Problem to solve: Print the data exactly as it is given, please.

===== Input for this task =====

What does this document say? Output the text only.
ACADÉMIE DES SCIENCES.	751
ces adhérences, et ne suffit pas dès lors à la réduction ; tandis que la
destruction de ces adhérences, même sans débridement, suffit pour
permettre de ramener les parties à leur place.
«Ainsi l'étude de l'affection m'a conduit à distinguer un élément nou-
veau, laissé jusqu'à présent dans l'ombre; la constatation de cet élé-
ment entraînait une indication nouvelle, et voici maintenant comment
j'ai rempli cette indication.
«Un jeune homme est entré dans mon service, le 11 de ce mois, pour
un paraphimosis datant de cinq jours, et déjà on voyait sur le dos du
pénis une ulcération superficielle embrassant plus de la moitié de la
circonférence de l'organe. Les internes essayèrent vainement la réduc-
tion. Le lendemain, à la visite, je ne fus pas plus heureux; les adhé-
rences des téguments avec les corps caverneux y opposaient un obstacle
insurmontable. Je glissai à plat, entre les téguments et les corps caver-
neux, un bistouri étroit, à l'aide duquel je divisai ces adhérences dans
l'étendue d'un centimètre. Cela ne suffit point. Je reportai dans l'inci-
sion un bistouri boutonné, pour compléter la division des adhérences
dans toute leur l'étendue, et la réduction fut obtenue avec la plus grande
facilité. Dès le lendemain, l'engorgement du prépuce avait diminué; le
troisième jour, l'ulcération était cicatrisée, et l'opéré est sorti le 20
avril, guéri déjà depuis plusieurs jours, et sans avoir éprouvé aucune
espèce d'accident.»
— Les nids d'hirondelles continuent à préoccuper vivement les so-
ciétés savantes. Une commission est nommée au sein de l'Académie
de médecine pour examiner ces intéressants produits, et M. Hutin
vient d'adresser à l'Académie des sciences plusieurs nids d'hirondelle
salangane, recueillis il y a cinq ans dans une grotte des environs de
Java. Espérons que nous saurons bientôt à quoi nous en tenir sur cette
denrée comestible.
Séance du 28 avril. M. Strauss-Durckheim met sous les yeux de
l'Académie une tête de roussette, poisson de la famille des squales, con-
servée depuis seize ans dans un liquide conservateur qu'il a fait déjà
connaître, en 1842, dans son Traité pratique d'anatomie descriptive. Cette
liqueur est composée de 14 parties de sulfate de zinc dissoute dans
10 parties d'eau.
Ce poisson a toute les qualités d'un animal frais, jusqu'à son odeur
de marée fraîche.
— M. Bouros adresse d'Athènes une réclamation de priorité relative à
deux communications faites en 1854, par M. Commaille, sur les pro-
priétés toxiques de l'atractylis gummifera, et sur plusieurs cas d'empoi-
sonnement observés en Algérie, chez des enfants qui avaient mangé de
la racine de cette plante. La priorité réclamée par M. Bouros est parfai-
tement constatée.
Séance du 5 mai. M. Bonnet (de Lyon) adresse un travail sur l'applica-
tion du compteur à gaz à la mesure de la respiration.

=====

Answer in full:
What does this document say? Output the text only.
ACADÉMIE DES SCIENCES.	751
ces adhérences, et ne suffit pas dès lors à la réduction ; tandis que la
destruction de ces adhérences, même sans débridement, suffit pour
permettre de ramener les parties à leur place.
«Ainsi l'étude de l'affection m'a conduit à distinguer un élément nou-
veau, laissé jusqu'à présent dans l'ombre; la constatation de cet élé-
ment entraînait une indication nouvelle, et voici maintenant comment
j'ai rempli cette indication.
«Un jeune homme est entré dans mon service, le 11 de ce mois, pour
un paraphimosis datant de cinq jours, et déjà on voyait sur le dos du
pénis une ulcération superficielle embrassant plus de la moitié de la
circonférence de l'organe. Les internes essayèrent vainement la réduc-
tion. Le lendemain, à la visite, je ne fus pas plus heureux; les adhé-
rences des téguments avec les corps caverneux y opposaient un obstacle
insurmontable. Je glissai à plat, entre les téguments et les corps caver-
neux, un bistouri étroit, à l'aide duquel je divisai ces adhérences dans
l'étendue d'un centimètre. Cela ne suffit point. Je reportai dans l'inci-
sion un bistouri boutonné, pour compléter la division des adhérences
dans toute leur l'étendue, et la réduction fut obtenue avec la plus grande
facilité. Dès le lendemain, l'engorgement du prépuce avait diminué; le
troisième jour, l'ulcération était cicatrisée, et l'opéré est sorti le 20
avril, guéri déjà depuis plusieurs jours, et sans avoir éprouvé aucune
espèce d'accident.»
— Les nids d'hirondelles continuent à préoccuper vivement les so-
ciétés savantes. Une commission est nommée au sein de l'Académie
de médecine pour examiner ces intéressants produits, et M. Hutin
vient d'adresser à l'Académie des sciences plusieurs nids d'hirondelle
salangane, recueillis il y a cinq ans dans une grotte des environs de
Java. Espérons que nous saurons bientôt à quoi nous en tenir sur cette
denrée comestible.
Séance du 28 avril. M. Strauss-Durckheim met sous les yeux de
l'Académie une tête de roussette, poisson de la famille des squales, con-
servée depuis seize ans dans un liquide conservateur qu'il a fait déjà
connaître, en 1842, dans son Traité pratique d'anatomie descriptive. Cette
liqueur est composée de 14 parties de sulfate de zinc dissoute dans
10 parties d'eau.
Ce poisson a toute les qualités d'un animal frais, jusqu'à son odeur
de marée fraîche.
— M. Bouros adresse d'Athènes une réclamation de priorité relative à
deux communications faites en 1854, par M. Commaille, sur les pro-
priétés toxiques de l'atractylis gummifera, et sur plusieurs cas d'empoi-
sonnement observés en Algérie, chez des enfants qui avaient mangé de
la racine de cette plante. La priorité réclamée par M. Bouros est parfai-
tement constatée.
Séance du 5 mai. M. Bonnet (de Lyon) adresse un travail sur l'applica-
tion du compteur à gaz à la mesure de la respiration.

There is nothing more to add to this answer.